━━━ EXTRACTED ENTRIES

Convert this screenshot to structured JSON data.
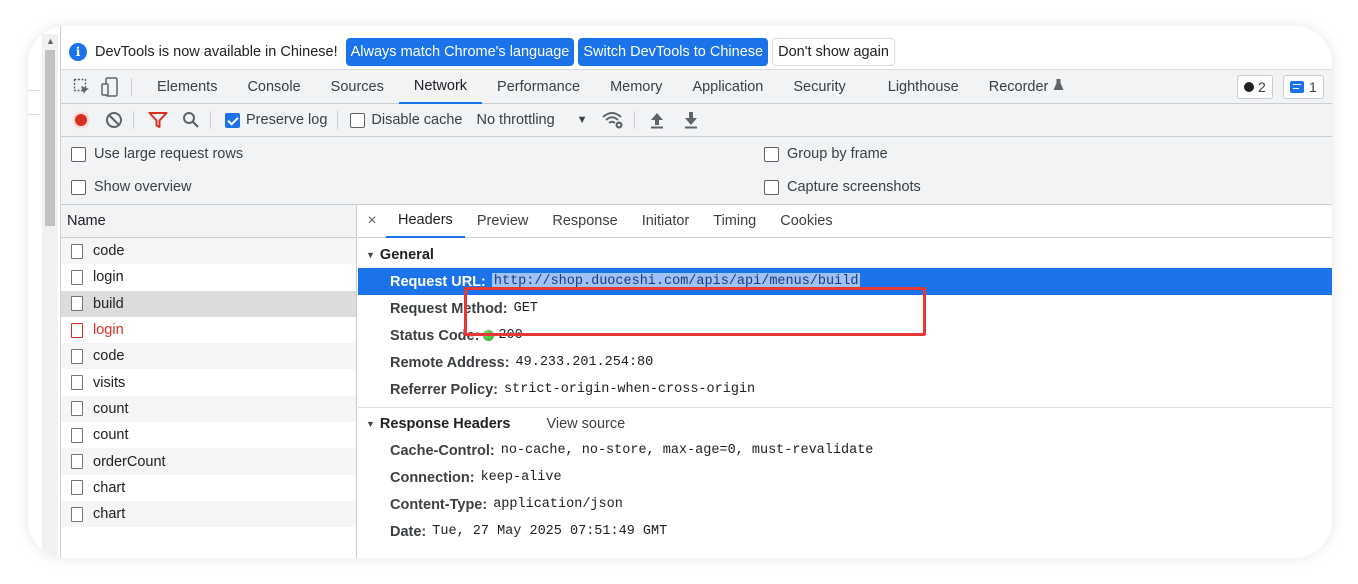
{
  "infobar": {
    "message": "DevTools is now available in Chinese!",
    "btn_match": "Always match Chrome's language",
    "btn_switch": "Switch DevTools to Chinese",
    "btn_dismiss": "Don't show again"
  },
  "tabs": {
    "items": [
      "Elements",
      "Console",
      "Sources",
      "Network",
      "Performance",
      "Memory",
      "Application",
      "Security",
      "Lighthouse",
      "Recorder"
    ],
    "active": "Network",
    "issues_count": "2",
    "messages_count": "1"
  },
  "toolbar": {
    "preserve_log": "Preserve log",
    "disable_cache": "Disable cache",
    "throttling": "No throttling"
  },
  "settings": {
    "large_rows": "Use large request rows",
    "show_overview": "Show overview",
    "group_by_frame": "Group by frame",
    "capture_screenshots": "Capture screenshots"
  },
  "requests": {
    "header": "Name",
    "rows": [
      {
        "name": "code",
        "status": "ok"
      },
      {
        "name": "login",
        "status": "ok"
      },
      {
        "name": "build",
        "status": "selected"
      },
      {
        "name": "login",
        "status": "error"
      },
      {
        "name": "code",
        "status": "ok"
      },
      {
        "name": "visits",
        "status": "ok"
      },
      {
        "name": "count",
        "status": "ok"
      },
      {
        "name": "count",
        "status": "ok"
      },
      {
        "name": "orderCount",
        "status": "ok"
      },
      {
        "name": "chart",
        "status": "ok"
      },
      {
        "name": "chart",
        "status": "ok"
      }
    ]
  },
  "details": {
    "close": "×",
    "tabs": [
      "Headers",
      "Preview",
      "Response",
      "Initiator",
      "Timing",
      "Cookies"
    ],
    "active_tab": "Headers",
    "general_title": "General",
    "general": [
      {
        "key": "Request URL:",
        "value": "http://shop.duoceshi.com/apis/api/menus/build"
      },
      {
        "key": "Request Method:",
        "value": "GET"
      },
      {
        "key": "Status Code:",
        "value": "200"
      },
      {
        "key": "Remote Address:",
        "value": "49.233.201.254:80"
      },
      {
        "key": "Referrer Policy:",
        "value": "strict-origin-when-cross-origin"
      }
    ],
    "response_title": "Response Headers",
    "view_source": "View source",
    "response": [
      {
        "key": "Cache-Control:",
        "value": "no-cache, no-store, max-age=0, must-revalidate"
      },
      {
        "key": "Connection:",
        "value": "keep-alive"
      },
      {
        "key": "Content-Type:",
        "value": "application/json"
      },
      {
        "key": "Date:",
        "value": "Tue, 27 May 2025 07:51:49 GMT"
      }
    ]
  },
  "colors": {
    "accent": "#1a73e8",
    "error": "#d93025",
    "annotation": "#e53935",
    "status_ok": "#1ea21e"
  }
}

━━━━━━

» **REQUIREMENTS**
Set the listing down in full and exactly. Pictures within it should not appear in the copy.

» **PROBLEM SOLUTION**
Convert this screenshot to structured JSON data.
{
  "infobar": {
    "message": "DevTools is now available in Chinese!",
    "btn_match": "Always match Chrome's language",
    "btn_switch": "Switch DevTools to Chinese",
    "btn_dismiss": "Don't show again"
  },
  "tabs": {
    "items": [
      "Elements",
      "Console",
      "Sources",
      "Network",
      "Performance",
      "Memory",
      "Application",
      "Security",
      "Lighthouse",
      "Recorder"
    ],
    "active": "Network",
    "issues_count": "2",
    "messages_count": "1"
  },
  "toolbar": {
    "preserve_log": "Preserve log",
    "disable_cache": "Disable cache",
    "throttling": "No throttling"
  },
  "settings": {
    "large_rows": "Use large request rows",
    "show_overview": "Show overview",
    "group_by_frame": "Group by frame",
    "capture_screenshots": "Capture screenshots"
  },
  "requests": {
    "header": "Name",
    "rows": [
      {
        "name": "code",
        "status": "ok"
      },
      {
        "name": "login",
        "status": "ok"
      },
      {
        "name": "build",
        "status": "selected"
      },
      {
        "name": "login",
        "status": "error"
      },
      {
        "name": "code",
        "status": "ok"
      },
      {
        "name": "visits",
        "status": "ok"
      },
      {
        "name": "count",
        "status": "ok"
      },
      {
        "name": "count",
        "status": "ok"
      },
      {
        "name": "orderCount",
        "status": "ok"
      },
      {
        "name": "chart",
        "status": "ok"
      },
      {
        "name": "chart",
        "status": "ok"
      }
    ]
  },
  "details": {
    "close": "×",
    "tabs": [
      "Headers",
      "Preview",
      "Response",
      "Initiator",
      "Timing",
      "Cookies"
    ],
    "active_tab": "Headers",
    "general_title": "General",
    "general": [
      {
        "key": "Request URL:",
        "value": "http://shop.duoceshi.com/apis/api/menus/build"
      },
      {
        "key": "Request Method:",
        "value": "GET"
      },
      {
        "key": "Status Code:",
        "value": "200"
      },
      {
        "key": "Remote Address:",
        "value": "49.233.201.254:80"
      },
      {
        "key": "Referrer Policy:",
        "value": "strict-origin-when-cross-origin"
      }
    ],
    "response_title": "Response Headers",
    "view_source": "View source",
    "response": [
      {
        "key": "Cache-Control:",
        "value": "no-cache, no-store, max-age=0, must-revalidate"
      },
      {
        "key": "Connection:",
        "value": "keep-alive"
      },
      {
        "key": "Content-Type:",
        "value": "application/json"
      },
      {
        "key": "Date:",
        "value": "Tue, 27 May 2025 07:51:49 GMT"
      }
    ]
  },
  "colors": {
    "accent": "#1a73e8",
    "error": "#d93025",
    "annotation": "#e53935",
    "status_ok": "#1ea21e"
  }
}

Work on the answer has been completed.